**Provided data**
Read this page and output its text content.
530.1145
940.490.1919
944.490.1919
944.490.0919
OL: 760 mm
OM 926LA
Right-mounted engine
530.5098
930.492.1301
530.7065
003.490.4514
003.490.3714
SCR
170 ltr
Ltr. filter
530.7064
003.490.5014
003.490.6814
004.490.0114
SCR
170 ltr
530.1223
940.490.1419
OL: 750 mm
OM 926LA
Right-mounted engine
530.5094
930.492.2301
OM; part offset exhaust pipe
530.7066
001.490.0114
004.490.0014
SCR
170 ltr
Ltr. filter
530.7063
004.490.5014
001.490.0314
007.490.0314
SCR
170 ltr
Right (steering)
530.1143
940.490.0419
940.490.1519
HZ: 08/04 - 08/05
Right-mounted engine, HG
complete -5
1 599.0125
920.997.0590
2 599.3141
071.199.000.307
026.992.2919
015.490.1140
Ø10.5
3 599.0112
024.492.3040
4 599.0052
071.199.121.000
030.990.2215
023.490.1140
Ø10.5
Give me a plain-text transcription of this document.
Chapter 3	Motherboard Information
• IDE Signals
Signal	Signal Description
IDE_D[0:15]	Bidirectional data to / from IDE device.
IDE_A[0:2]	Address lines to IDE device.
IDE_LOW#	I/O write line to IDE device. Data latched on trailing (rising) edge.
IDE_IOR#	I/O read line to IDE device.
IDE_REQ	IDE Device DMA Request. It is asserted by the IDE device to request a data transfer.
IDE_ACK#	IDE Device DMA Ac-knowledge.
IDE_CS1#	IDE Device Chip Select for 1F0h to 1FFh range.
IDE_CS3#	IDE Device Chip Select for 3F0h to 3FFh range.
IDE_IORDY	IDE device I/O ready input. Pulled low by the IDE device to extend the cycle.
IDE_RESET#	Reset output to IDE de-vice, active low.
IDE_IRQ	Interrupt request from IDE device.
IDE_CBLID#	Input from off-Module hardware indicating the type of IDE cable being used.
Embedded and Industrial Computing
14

**Requirements**
Quote all of the entries verbatim.

**In response**
Read this page and output its text content.
530.1145
940.490.1919
944.490.1919
944.490.0919
OL: 760 mm
OM 926LA
Right-mounted engine
530.5098
930.492.1301
530.7065
003.490.4514
003.490.3714
SCR
170 ltr
Ltr. filter
530.7064
003.490.5014
003.490.6814
004.490.0114
SCR
170 ltr
530.1223
940.490.1419
OL: 750 mm
OM 926LA
Right-mounted engine
530.5094
930.492.2301
OM; part offset exhaust pipe
530.7066
001.490.0114
004.490.0014
SCR
170 ltr
Ltr. filter
530.7063
004.490.5014
001.490.0314
007.490.0314
SCR
170 ltr
Right (steering)
530.1143
940.490.0419
940.490.1519
HZ: 08/04 - 08/05
Right-mounted engine, HG
complete -5
1 599.0125
920.997.0590
2 599.3141
071.199.000.307
026.992.2919
015.490.1140
Ø10.5
3 599.0112
024.492.3040
4 599.0052
071.199.121.000
030.990.2215
023.490.1140
Ø10.5
Give me a plain-text transcription of this document.
Chapter 3	Motherboard Information
• IDE Signals
Signal	Signal Description
IDE_D[0:15]	Bidirectional data to / from IDE device.
IDE_A[0:2]	Address lines to IDE device.
IDE_LOW#	I/O write line to IDE device. Data latched on trailing (rising) edge.
IDE_IOR#	I/O read line to IDE device.
IDE_REQ	IDE Device DMA Request. It is asserted by the IDE device to request a data transfer.
IDE_ACK#	IDE Device DMA Ac-knowledge.
IDE_CS1#	IDE Device Chip Select for 1F0h to 1FFh range.
IDE_CS3#	IDE Device Chip Select for 3F0h to 3FFh range.
IDE_IORDY	IDE device I/O ready input. Pulled low by the IDE device to extend the cycle.
IDE_RESET#	Reset output to IDE de-vice, active low.
IDE_IRQ	Interrupt request from IDE device.
IDE_CBLID#	Input from off-Module hardware indicating the type of IDE cable being used.
Embedded and Industrial Computing
14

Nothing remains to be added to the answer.